That one sentence is useful because it forces performance, safety, and restartability into the same design.

Base Resource Assumptions

These are the hardware assumptions:

  • Server: AMD EPYC 9175F 16c/32t (5GHz) + 768GB DDR5-6400 + RTX 6000 Pro Max-Q + NVMe 3.84TB
  • ELT pool: a dedicated 512GB reserved for workflow execution
  • Bandwidth: memory bandwidth around ~600GB/s, NVMe I/O in multiple GB/s, network at 10GbE

The important point is that I do not treat 512GB as a vague upper bound for the entire system. I treat it as a scheduled execution budget that is loaned to the currently active ELT step. Once the stack grows to include ingestion, observability, cataloging, and visualization, explicit budgets are easier to maintain than an always-on free-for-all.

Memory Operation Policy

Principle

The memory policy is simple on purpose:

  • Reuse the 512GB pool step by step
  • Prefer direct In-Memory handoff when everything stays in one process
  • If the work is split across processes or containers, keep the combined usage within the same 512GB ceiling

With Dagster, it is tempting to over-parallelize because op graphs make concurrency feel cheap. In practice, heavy analytics jobs behave better when I run them wide but serialized, release the memory cleanly, and let the next step reuse the same pool.

Switching Thresholds

I also wrote down explicit thresholds for intermediate data size:

Intermediate sizeRecommended modeNotes
<= 40-50% (200-250GB)In-Memory (in-process + InMemoryIOManager)Fastest path because it directly uses ~600GB/s memory bandwidth
50-80%Arrow IPC streamGood compromise with lower overhead and NVMe-backed safety
>80% or concurrent heavy opsParquet temporary outputBetter restart behavior and stronger safety margin

I prefer hard switching rules like this because they turn a fuzzy judgment call into a repeatable operating policy.

Optimization by Component

DataFusion (Rust)

On the DataFusion side, the biggest rule is to avoid accidentally materializing huge intermediates too early.

Given exercise A:
List every hardware component named for the server in the ELT resource passage.

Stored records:
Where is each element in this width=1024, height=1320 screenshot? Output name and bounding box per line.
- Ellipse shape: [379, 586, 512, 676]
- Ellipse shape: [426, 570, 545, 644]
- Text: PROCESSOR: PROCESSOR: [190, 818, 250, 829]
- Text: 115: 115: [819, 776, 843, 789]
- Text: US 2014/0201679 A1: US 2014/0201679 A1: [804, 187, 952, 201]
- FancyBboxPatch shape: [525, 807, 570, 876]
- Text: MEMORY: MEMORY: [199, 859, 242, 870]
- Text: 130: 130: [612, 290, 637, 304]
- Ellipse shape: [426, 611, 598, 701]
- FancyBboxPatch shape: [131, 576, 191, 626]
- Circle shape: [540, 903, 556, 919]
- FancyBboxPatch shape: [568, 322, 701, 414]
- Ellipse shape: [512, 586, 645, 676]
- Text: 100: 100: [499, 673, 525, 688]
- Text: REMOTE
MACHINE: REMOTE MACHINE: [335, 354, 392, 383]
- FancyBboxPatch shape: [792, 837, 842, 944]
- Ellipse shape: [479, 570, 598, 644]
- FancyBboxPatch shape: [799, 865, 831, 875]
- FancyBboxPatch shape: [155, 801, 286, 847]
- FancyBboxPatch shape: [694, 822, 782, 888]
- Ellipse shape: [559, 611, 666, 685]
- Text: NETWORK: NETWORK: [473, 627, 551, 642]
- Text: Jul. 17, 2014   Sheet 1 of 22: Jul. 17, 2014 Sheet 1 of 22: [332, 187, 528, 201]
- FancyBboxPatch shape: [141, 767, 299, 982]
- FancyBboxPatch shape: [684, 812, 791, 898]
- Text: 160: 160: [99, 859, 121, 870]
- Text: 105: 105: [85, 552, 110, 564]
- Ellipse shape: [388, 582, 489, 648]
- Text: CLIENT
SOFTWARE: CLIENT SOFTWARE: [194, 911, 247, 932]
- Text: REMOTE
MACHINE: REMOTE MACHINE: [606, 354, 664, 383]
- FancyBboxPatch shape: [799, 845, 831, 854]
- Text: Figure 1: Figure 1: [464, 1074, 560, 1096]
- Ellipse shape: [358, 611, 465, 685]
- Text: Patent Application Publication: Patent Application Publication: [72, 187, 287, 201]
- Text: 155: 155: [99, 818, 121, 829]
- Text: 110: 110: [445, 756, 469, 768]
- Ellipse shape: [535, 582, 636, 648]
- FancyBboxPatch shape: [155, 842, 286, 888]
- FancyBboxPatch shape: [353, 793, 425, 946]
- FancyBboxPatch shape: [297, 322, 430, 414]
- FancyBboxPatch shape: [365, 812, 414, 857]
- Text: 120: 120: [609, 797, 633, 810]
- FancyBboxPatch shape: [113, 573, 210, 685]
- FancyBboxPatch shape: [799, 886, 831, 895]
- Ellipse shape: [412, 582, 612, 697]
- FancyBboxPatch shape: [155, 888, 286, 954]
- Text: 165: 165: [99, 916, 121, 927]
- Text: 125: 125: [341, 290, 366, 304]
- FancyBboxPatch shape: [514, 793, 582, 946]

---

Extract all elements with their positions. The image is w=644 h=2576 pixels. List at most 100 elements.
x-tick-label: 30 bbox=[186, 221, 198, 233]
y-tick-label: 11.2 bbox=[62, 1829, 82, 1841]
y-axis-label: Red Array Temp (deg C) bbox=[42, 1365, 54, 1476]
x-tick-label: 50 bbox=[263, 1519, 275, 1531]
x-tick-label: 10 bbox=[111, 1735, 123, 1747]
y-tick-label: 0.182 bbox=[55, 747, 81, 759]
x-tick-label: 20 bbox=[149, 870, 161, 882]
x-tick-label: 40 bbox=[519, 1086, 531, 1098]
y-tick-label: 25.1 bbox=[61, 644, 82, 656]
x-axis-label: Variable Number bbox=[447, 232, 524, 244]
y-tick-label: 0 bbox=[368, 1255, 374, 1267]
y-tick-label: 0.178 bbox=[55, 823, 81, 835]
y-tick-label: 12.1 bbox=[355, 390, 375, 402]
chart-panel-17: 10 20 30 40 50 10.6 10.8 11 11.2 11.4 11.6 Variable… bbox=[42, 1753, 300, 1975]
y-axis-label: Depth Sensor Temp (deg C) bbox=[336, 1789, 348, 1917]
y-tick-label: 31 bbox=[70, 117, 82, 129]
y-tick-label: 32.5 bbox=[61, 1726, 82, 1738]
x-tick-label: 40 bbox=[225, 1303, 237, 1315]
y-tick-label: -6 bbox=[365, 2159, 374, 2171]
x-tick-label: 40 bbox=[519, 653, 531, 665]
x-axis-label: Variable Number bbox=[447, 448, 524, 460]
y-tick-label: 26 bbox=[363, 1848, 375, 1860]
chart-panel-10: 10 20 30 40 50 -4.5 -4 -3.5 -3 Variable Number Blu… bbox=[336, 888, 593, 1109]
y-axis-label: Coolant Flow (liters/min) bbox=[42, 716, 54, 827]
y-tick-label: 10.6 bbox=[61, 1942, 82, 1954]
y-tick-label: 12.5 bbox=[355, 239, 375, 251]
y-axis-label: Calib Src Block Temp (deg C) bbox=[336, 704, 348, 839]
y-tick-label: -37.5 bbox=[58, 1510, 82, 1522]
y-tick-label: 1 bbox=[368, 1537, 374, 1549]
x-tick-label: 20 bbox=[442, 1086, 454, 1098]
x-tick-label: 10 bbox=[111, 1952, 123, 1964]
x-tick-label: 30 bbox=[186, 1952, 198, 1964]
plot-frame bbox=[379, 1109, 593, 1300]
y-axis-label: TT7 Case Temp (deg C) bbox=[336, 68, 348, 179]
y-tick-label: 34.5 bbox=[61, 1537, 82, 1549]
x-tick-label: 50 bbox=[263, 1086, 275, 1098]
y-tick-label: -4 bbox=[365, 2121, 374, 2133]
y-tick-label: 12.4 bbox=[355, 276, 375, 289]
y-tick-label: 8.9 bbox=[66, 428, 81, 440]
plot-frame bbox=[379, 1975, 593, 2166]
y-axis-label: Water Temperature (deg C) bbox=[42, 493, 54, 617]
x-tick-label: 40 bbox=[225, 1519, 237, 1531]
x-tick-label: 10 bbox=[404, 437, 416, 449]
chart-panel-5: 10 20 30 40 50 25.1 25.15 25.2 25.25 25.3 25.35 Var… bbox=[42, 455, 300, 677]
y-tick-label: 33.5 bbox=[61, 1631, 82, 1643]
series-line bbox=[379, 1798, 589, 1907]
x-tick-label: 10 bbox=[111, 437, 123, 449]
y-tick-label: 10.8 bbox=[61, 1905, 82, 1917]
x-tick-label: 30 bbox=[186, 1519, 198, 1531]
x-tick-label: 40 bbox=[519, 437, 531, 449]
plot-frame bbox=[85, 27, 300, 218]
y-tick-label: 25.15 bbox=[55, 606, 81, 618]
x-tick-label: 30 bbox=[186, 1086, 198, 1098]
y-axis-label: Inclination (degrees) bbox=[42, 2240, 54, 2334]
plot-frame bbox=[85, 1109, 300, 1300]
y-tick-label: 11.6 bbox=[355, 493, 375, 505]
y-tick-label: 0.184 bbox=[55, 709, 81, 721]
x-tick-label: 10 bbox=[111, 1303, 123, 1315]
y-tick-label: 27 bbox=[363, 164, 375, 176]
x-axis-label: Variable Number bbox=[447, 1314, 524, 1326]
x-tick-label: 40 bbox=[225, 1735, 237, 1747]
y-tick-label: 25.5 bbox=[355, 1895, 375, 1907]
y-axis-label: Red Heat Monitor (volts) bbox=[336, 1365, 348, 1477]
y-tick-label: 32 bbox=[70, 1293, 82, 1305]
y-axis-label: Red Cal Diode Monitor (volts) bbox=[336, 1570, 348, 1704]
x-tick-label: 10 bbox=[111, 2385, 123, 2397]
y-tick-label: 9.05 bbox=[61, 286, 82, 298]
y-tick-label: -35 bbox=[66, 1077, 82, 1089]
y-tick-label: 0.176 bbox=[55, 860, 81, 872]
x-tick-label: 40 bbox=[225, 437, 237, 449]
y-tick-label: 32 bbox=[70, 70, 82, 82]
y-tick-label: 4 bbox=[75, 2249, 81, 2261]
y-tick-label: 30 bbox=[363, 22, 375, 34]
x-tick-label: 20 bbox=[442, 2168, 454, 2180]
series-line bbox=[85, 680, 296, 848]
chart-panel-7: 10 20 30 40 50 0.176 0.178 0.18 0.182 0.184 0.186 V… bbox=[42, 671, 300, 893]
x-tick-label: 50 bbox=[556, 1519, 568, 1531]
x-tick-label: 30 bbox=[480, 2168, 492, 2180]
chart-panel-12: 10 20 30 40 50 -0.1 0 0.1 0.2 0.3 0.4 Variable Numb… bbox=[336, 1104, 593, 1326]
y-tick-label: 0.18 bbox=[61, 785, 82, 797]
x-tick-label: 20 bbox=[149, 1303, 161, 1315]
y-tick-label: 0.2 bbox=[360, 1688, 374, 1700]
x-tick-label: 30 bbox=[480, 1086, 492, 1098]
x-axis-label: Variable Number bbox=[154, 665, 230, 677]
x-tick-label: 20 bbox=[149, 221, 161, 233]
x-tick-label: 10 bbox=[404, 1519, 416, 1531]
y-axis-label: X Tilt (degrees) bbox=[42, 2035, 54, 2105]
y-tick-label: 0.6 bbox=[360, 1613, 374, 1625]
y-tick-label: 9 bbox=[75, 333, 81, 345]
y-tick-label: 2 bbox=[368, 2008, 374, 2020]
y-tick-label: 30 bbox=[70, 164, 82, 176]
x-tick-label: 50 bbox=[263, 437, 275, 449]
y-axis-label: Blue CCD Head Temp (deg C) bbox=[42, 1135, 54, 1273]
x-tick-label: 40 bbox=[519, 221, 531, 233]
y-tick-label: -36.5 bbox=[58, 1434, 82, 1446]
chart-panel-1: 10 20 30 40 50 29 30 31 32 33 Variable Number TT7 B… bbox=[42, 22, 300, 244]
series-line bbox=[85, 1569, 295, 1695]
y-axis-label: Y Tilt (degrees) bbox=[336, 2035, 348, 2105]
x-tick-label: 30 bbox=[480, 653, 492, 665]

Given exercise B:
Please render these lines from the listing as a numbered list, leaving out blank lines: begin at the line that contains "Extract all elements" and stop after the line that contains "y-axis-label: Red Array".

Full response A:
- AMD EPYC 9175F 16c/32t (5GHz)
- 768GB DDR5-6400
- RTX 6000 Pro Max-Q
- NVMe 3.84TB

Full response B:
1. Extract all elements with their positions. The image is w=644 h=2576 pixels. List at most 100 elements.
2. x-tick-label: 30 bbox=[186, 221, 198, 233]
3. y-tick-label: 11.2 bbox=[62, 1829, 82, 1841]
4. y-axis-label: Red Array Temp (deg C) bbox=[42, 1365, 54, 1476]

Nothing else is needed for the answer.